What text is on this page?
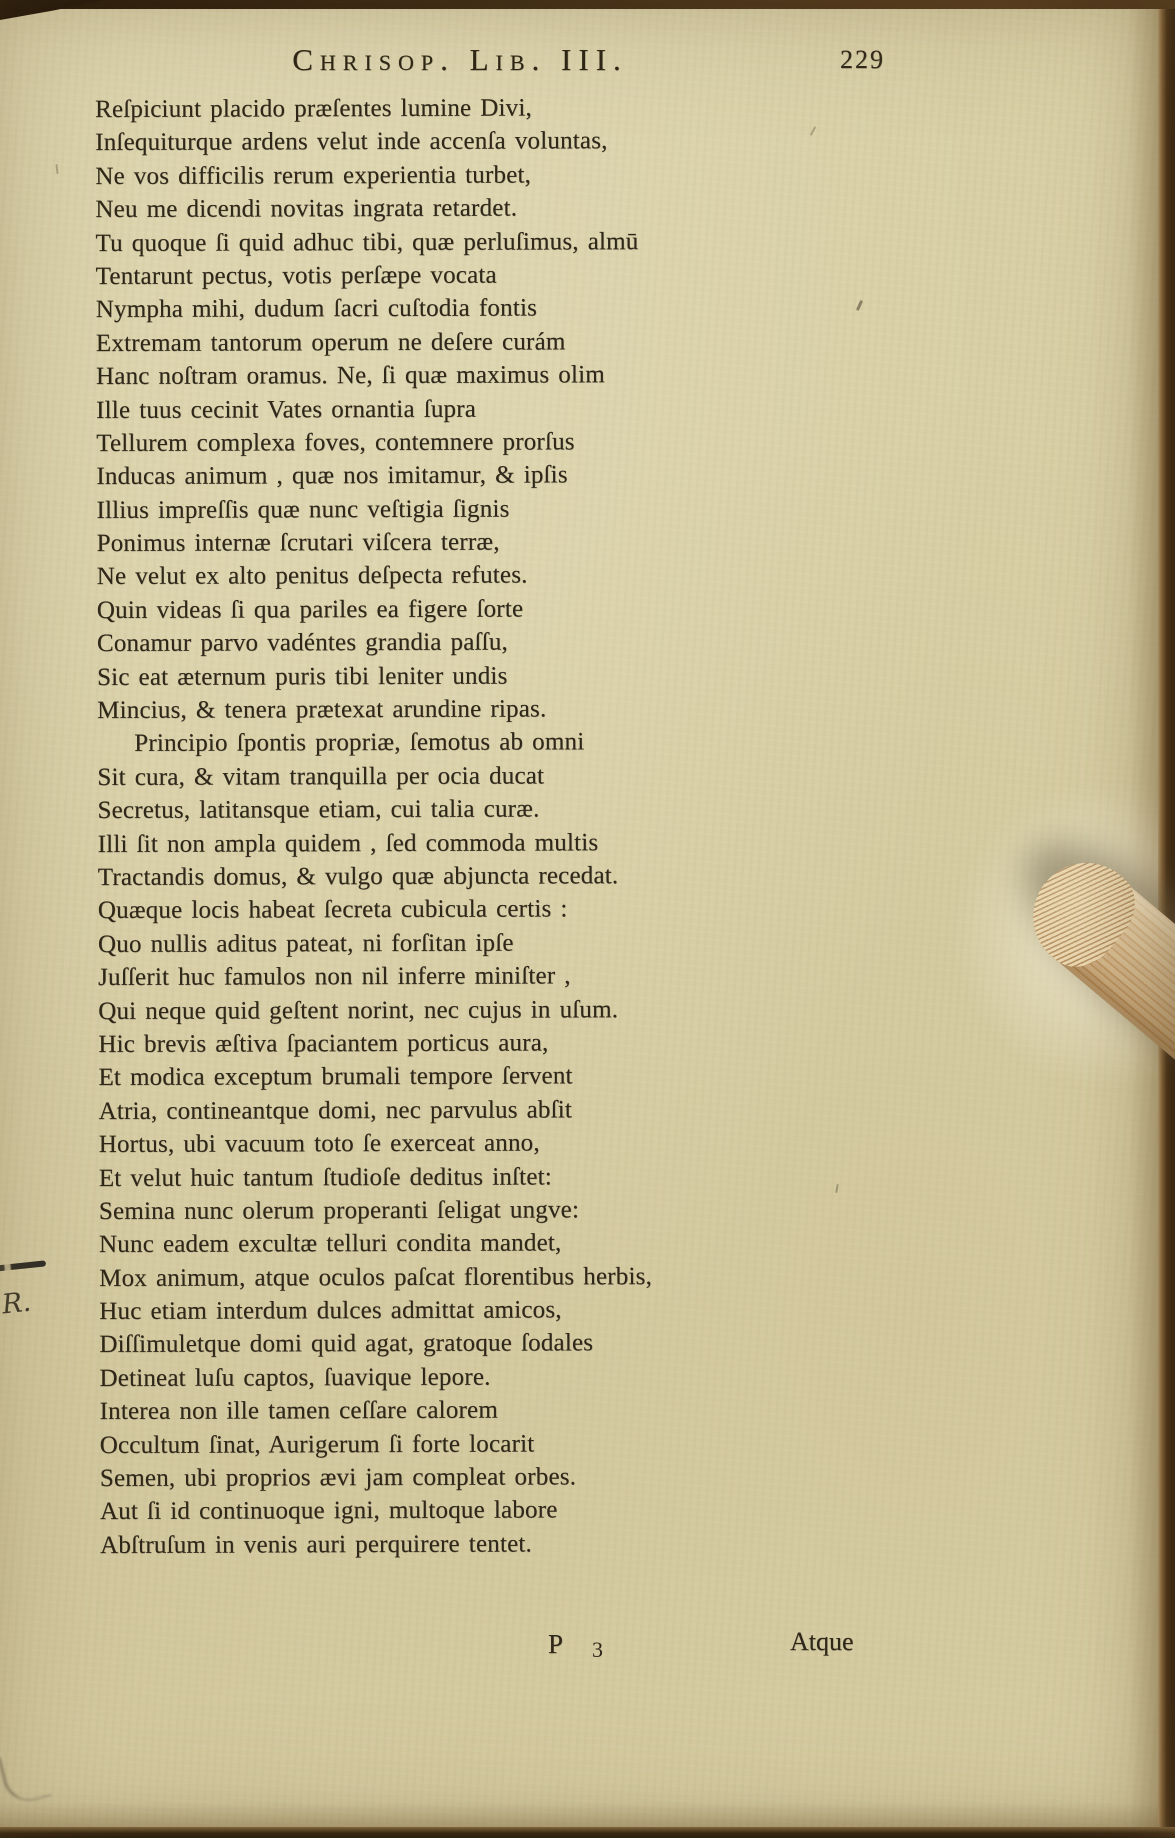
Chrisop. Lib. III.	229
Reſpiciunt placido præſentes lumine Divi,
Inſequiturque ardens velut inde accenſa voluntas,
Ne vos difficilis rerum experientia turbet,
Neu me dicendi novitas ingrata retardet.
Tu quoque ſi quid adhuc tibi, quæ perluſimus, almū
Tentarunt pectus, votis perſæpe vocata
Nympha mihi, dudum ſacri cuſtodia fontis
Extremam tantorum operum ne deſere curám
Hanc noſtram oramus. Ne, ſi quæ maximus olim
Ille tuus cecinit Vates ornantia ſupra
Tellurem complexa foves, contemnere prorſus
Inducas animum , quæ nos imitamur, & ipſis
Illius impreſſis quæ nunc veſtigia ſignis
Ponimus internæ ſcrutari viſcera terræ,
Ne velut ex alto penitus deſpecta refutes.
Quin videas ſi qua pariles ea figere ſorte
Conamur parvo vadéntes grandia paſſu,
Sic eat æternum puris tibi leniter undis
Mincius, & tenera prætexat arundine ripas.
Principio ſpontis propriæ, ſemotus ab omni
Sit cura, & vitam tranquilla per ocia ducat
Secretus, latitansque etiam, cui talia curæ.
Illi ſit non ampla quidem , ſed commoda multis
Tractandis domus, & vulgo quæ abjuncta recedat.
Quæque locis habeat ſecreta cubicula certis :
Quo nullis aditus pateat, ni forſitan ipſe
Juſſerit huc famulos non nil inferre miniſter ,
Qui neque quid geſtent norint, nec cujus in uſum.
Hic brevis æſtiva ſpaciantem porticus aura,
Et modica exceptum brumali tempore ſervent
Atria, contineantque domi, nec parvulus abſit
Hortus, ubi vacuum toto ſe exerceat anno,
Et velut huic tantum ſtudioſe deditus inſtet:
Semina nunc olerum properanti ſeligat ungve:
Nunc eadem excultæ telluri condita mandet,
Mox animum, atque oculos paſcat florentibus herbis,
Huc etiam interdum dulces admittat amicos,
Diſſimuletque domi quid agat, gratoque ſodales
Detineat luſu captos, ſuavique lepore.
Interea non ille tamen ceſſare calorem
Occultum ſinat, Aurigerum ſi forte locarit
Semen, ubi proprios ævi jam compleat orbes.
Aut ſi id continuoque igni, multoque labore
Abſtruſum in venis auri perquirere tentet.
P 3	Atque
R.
=====
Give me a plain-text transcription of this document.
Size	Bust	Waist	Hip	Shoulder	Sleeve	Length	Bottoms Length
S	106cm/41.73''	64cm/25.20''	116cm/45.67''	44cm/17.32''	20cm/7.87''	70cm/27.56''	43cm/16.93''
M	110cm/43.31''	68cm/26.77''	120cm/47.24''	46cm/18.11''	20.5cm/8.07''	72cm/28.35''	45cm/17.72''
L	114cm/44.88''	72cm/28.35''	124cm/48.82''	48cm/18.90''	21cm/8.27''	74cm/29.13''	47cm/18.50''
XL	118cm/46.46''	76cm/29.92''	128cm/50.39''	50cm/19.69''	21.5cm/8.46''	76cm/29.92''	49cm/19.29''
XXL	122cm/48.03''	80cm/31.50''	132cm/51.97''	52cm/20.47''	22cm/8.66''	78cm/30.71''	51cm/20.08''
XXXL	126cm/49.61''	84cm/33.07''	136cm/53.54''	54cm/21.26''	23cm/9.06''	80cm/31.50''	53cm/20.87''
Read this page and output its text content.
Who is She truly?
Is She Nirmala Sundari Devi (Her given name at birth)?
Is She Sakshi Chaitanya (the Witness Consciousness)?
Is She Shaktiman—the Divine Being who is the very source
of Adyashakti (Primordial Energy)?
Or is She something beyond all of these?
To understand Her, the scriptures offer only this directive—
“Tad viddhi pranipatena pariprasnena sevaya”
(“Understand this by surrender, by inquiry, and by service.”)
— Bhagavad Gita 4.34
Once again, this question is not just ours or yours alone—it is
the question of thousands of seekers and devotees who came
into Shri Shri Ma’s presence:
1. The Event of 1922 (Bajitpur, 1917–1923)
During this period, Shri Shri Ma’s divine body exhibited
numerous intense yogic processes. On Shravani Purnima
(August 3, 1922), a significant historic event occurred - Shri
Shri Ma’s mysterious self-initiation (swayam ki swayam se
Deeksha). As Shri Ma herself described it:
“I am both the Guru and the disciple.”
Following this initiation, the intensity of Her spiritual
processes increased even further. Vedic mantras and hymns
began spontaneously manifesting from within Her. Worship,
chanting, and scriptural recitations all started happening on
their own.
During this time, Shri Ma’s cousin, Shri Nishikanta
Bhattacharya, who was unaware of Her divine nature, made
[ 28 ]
=====
# The exercise
Look through the entries above. Extract each line with the word "processes".

# Task output
numerous intense yogic processes. On Shravani Purnima
processes increased even further. Vedic mantras and hymns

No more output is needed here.